**EXERCISE REQUIREMENTS:**
Reproduce the data exactly.

[START DATA FOR PROCESSING]

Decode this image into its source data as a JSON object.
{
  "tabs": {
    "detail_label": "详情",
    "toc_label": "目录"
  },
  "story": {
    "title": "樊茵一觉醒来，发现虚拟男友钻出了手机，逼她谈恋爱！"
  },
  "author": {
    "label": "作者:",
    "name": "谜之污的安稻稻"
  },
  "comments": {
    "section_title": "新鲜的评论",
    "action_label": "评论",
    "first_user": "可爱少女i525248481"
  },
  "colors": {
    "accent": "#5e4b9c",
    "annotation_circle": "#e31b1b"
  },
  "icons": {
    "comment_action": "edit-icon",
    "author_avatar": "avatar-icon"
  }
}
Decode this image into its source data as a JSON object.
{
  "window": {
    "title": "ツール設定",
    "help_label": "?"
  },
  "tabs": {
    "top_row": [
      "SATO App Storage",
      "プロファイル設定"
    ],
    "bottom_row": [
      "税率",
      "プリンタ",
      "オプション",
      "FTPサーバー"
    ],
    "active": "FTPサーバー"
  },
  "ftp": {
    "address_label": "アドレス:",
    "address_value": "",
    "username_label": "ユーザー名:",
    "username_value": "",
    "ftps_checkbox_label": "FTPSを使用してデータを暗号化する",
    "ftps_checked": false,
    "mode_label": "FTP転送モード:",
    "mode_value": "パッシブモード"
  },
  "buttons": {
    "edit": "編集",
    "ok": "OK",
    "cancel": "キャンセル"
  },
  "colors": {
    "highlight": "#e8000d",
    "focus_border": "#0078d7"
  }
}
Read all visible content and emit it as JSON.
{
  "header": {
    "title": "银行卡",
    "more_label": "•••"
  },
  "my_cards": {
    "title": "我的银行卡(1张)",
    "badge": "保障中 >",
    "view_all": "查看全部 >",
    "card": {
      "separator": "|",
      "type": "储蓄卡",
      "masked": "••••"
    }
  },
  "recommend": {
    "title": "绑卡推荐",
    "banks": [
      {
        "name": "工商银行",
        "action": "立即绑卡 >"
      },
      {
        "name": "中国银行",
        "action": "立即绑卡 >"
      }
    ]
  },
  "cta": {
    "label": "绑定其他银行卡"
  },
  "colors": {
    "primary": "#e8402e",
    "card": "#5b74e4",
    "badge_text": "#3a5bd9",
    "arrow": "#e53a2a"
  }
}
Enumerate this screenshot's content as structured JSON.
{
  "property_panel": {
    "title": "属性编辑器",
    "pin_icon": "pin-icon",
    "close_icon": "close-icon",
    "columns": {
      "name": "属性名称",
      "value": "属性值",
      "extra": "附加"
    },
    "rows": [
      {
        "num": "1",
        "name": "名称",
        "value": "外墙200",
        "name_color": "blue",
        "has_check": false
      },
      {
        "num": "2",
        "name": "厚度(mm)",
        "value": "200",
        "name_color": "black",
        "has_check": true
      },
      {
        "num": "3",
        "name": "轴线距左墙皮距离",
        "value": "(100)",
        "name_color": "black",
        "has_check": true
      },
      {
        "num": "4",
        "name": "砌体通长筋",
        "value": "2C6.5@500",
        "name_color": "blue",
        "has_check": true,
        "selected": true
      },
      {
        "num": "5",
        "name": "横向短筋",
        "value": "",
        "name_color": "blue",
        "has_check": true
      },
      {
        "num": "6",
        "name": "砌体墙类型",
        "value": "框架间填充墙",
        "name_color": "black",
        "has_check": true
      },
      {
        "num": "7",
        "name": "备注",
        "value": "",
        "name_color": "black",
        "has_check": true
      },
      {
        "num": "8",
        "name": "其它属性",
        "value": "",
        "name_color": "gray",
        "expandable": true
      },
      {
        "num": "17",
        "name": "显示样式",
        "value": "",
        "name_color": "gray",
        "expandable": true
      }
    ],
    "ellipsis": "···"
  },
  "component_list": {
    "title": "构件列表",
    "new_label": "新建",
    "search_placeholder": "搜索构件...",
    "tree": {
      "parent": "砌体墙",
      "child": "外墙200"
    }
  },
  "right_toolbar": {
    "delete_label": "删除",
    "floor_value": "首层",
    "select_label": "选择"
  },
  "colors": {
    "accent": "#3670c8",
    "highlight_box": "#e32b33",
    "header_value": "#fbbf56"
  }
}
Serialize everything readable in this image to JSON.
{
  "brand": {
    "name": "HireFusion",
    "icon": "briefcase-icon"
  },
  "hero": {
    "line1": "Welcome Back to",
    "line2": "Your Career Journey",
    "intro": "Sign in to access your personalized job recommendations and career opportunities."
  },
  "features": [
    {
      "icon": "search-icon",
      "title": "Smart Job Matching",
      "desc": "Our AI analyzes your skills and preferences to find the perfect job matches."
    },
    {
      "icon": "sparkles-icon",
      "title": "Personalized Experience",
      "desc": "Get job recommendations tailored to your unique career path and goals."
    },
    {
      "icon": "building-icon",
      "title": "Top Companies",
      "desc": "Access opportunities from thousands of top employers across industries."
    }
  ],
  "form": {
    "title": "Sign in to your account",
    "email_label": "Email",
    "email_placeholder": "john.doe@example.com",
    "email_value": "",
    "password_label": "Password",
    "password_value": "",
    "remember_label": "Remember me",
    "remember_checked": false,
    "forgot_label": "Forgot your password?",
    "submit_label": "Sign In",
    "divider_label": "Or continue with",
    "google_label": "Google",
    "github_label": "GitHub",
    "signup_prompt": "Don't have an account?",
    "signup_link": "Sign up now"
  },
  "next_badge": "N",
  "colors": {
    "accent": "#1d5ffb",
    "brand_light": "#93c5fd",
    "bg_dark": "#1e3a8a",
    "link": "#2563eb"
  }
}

[END DATA FOR PROCESSING]

**RESPONSE FOR THIS EXERCISE:**
Decode this image into its source data as a JSON object.
{
  "tabs": {
    "detail_label": "详情",
    "toc_label": "目录"
  },
  "story": {
    "title": "樊茵一觉醒来，发现虚拟男友钻出了手机，逼她谈恋爱！"
  },
  "author": {
    "label": "作者:",
    "name": "谜之污的安稻稻"
  },
  "comments": {
    "section_title": "新鲜的评论",
    "action_label": "评论",
    "first_user": "可爱少女i525248481"
  },
  "colors": {
    "accent": "#5e4b9c",
    "annotation_circle": "#e31b1b"
  },
  "icons": {
    "comment_action": "edit-icon",
    "author_avatar": "avatar-icon"
  }
}
Decode this image into its source data as a JSON object.
{
  "window": {
    "title": "ツール設定",
    "help_label": "?"
  },
  "tabs": {
    "top_row": [
      "SATO App Storage",
      "プロファイル設定"
    ],
    "bottom_row": [
      "税率",
      "プリンタ",
      "オプション",
      "FTPサーバー"
    ],
    "active": "FTPサーバー"
  },
  "ftp": {
    "address_label": "アドレス:",
    "address_value": "",
    "username_label": "ユーザー名:",
    "username_value": "",
    "ftps_checkbox_label": "FTPSを使用してデータを暗号化する",
    "ftps_checked": false,
    "mode_label": "FTP転送モード:",
    "mode_value": "パッシブモード"
  },
  "buttons": {
    "edit": "編集",
    "ok": "OK",
    "cancel": "キャンセル"
  },
  "colors": {
    "highlight": "#e8000d",
    "focus_border": "#0078d7"
  }
}
Read all visible content and emit it as JSON.
{
  "header": {
    "title": "银行卡",
    "more_label": "•••"
  },
  "my_cards": {
    "title": "我的银行卡(1张)",
    "badge": "保障中 >",
    "view_all": "查看全部 >",
    "card": {
      "separator": "|",
      "type": "储蓄卡",
      "masked": "••••"
    }
  },
  "recommend": {
    "title": "绑卡推荐",
    "banks": [
      {
        "name": "工商银行",
        "action": "立即绑卡 >"
      },
      {
        "name": "中国银行",
        "action": "立即绑卡 >"
      }
    ]
  },
  "cta": {
    "label": "绑定其他银行卡"
  },
  "colors": {
    "primary": "#e8402e",
    "card": "#5b74e4",
    "badge_text": "#3a5bd9",
    "arrow": "#e53a2a"
  }
}
Enumerate this screenshot's content as structured JSON.
{
  "property_panel": {
    "title": "属性编辑器",
    "pin_icon": "pin-icon",
    "close_icon": "close-icon",
    "columns": {
      "name": "属性名称",
      "value": "属性值",
      "extra": "附加"
    },
    "rows": [
      {
        "num": "1",
        "name": "名称",
        "value": "外墙200",
        "name_color": "blue",
        "has_check": false
      },
      {
        "num": "2",
        "name": "厚度(mm)",
        "value": "200",
        "name_color": "black",
        "has_check": true
      },
      {
        "num": "3",
        "name": "轴线距左墙皮距离",
        "value": "(100)",
        "name_color": "black",
        "has_check": true
      },
      {
        "num": "4",
        "name": "砌体通长筋",
        "value": "2C6.5@500",
        "name_color": "blue",
        "has_check": true,
        "selected": true
      },
      {
        "num": "5",
        "name": "横向短筋",
        "value": "",
        "name_color": "blue",
        "has_check": true
      },
      {
        "num": "6",
        "name": "砌体墙类型",
        "value": "框架间填充墙",
        "name_color": "black",
        "has_check": true
      },
      {
        "num": "7",
        "name": "备注",
        "value": "",
        "name_color": "black",
        "has_check": true
      },
      {
        "num": "8",
        "name": "其它属性",
        "value": "",
        "name_color": "gray",
        "expandable": true
      },
      {
        "num": "17",
        "name": "显示样式",
        "value": "",
        "name_color": "gray",
        "expandable": true
      }
    ],
    "ellipsis": "···"
  },
  "component_list": {
    "title": "构件列表",
    "new_label": "新建",
    "search_placeholder": "搜索构件...",
    "tree": {
      "parent": "砌体墙",
      "child": "外墙200"
    }
  },
  "right_toolbar": {
    "delete_label": "删除",
    "floor_value": "首层",
    "select_label": "选择"
  },
  "colors": {
    "accent": "#3670c8",
    "highlight_box": "#e32b33",
    "header_value": "#fbbf56"
  }
}
Serialize everything readable in this image to JSON.
{
  "brand": {
    "name": "HireFusion",
    "icon": "briefcase-icon"
  },
  "hero": {
    "line1": "Welcome Back to",
    "line2": "Your Career Journey",
    "intro": "Sign in to access your personalized job recommendations and career opportunities."
  },
  "features": [
    {
      "icon": "search-icon",
      "title": "Smart Job Matching",
      "desc": "Our AI analyzes your skills and preferences to find the perfect job matches."
    },
    {
      "icon": "sparkles-icon",
      "title": "Personalized Experience",
      "desc": "Get job recommendations tailored to your unique career path and goals."
    },
    {
      "icon": "building-icon",
      "title": "Top Companies",
      "desc": "Access opportunities from thousands of top employers across industries."
    }
  ],
  "form": {
    "title": "Sign in to your account",
    "email_label": "Email",
    "email_placeholder": "john.doe@example.com",
    "email_value": "",
    "password_label": "Password",
    "password_value": "",
    "remember_label": "Remember me",
    "remember_checked": false,
    "forgot_label": "Forgot your password?",
    "submit_label": "Sign In",
    "divider_label": "Or continue with",
    "google_label": "Google",
    "github_label": "GitHub",
    "signup_prompt": "Don't have an account?",
    "signup_link": "Sign up now"
  },
  "next_badge": "N",
  "colors": {
    "accent": "#1d5ffb",
    "brand_light": "#93c5fd",
    "bg_dark": "#1e3a8a",
    "link": "#2563eb"
  }
}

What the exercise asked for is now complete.